• Data extract:

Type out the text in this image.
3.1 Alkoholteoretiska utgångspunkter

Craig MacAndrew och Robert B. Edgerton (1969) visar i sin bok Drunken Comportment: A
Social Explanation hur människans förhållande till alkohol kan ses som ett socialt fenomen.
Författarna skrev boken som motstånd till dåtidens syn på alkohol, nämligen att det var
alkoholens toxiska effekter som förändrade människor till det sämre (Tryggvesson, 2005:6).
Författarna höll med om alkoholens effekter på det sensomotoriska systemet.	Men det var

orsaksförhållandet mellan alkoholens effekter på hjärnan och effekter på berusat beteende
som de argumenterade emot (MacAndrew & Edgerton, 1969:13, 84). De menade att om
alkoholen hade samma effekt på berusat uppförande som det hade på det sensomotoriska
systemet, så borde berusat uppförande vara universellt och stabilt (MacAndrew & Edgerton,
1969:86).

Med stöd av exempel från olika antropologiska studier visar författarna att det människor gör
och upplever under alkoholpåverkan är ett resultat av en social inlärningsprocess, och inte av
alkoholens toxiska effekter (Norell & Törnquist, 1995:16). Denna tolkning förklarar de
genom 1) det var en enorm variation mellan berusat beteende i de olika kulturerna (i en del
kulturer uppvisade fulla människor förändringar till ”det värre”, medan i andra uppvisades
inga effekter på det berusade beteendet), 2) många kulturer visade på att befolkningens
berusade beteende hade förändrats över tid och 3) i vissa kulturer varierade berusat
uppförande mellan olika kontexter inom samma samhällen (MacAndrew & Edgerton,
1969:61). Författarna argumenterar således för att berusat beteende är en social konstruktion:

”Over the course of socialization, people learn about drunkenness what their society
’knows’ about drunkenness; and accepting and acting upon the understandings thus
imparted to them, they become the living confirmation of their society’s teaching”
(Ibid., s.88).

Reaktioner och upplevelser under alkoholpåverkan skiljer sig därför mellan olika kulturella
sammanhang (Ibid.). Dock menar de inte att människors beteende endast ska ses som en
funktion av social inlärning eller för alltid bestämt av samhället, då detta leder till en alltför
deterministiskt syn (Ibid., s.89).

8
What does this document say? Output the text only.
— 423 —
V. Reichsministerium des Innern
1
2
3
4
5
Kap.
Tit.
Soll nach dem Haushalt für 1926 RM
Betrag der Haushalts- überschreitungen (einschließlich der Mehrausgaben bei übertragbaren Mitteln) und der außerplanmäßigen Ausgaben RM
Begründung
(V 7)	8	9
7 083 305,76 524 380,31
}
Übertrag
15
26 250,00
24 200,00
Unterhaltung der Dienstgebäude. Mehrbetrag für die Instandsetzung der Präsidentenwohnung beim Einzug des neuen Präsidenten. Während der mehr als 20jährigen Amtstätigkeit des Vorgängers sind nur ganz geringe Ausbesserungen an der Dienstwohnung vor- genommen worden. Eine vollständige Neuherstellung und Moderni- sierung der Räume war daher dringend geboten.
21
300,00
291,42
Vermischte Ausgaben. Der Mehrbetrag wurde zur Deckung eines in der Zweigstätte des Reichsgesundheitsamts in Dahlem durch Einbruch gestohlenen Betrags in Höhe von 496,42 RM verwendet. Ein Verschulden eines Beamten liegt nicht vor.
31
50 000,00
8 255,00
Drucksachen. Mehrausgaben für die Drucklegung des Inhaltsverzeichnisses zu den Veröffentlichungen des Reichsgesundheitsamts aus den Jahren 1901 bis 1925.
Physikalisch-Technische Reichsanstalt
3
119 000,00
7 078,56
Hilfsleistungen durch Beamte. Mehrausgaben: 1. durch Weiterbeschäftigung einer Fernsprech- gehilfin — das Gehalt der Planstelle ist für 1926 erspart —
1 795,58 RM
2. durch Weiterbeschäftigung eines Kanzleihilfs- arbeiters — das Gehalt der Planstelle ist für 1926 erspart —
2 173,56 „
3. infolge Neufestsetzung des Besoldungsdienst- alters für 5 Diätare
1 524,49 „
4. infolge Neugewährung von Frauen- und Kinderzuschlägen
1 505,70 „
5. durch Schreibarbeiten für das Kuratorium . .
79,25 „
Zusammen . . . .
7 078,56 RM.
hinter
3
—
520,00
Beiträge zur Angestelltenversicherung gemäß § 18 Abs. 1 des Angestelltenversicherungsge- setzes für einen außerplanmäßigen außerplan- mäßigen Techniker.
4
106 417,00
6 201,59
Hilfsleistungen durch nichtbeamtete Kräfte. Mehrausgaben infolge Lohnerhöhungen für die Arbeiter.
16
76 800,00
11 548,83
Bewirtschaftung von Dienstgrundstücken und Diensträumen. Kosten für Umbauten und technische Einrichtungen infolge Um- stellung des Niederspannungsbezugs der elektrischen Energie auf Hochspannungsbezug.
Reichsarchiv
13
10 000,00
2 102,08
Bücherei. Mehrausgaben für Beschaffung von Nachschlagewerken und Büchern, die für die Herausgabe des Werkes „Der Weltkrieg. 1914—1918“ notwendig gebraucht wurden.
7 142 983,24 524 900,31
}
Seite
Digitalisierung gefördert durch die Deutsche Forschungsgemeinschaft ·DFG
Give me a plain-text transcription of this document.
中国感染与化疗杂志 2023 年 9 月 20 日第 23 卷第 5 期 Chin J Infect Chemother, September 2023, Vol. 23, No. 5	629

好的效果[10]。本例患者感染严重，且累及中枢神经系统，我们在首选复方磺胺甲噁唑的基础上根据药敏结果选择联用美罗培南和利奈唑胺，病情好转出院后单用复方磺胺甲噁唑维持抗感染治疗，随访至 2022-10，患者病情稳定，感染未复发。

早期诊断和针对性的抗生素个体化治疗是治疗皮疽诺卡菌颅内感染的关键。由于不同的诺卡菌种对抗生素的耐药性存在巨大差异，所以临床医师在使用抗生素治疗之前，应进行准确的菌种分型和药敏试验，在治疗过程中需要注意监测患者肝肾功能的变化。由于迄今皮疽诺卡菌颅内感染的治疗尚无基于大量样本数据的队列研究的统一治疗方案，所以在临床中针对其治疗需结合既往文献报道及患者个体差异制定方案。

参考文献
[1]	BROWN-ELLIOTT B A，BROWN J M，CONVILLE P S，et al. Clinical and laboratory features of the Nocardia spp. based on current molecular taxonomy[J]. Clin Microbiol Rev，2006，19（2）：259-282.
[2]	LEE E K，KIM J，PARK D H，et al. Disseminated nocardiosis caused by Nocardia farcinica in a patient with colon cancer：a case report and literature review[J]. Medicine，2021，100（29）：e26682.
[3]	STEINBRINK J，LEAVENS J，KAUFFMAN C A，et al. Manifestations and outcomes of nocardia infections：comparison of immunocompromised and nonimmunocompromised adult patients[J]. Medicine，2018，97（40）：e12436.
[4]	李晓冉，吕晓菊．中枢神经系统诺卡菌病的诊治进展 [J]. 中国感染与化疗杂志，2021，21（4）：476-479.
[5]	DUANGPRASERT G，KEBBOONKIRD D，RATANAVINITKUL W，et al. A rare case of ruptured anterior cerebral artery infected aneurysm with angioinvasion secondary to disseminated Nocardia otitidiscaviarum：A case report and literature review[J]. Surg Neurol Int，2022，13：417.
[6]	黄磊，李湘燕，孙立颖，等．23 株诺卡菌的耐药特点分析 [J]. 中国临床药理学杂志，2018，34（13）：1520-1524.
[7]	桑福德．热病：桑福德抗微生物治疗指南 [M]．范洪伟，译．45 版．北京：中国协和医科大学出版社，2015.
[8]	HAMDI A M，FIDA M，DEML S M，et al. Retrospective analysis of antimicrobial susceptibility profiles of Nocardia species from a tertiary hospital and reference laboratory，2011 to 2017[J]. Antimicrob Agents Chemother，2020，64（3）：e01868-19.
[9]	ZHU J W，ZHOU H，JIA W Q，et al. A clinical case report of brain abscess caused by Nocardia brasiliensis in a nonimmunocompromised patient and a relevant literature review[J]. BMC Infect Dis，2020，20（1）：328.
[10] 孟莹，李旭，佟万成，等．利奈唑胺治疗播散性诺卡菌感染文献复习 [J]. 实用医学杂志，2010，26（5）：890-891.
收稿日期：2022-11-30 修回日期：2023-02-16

• Exercise aim:
Find and copy each line above that includes the string "hade".

• Result:
alkoholen hade samma effekt på berusat uppförande som det hade på det sensomotoriska
berusade beteende hade förändrats över tid och 3) i vissa kulturer varierade berusat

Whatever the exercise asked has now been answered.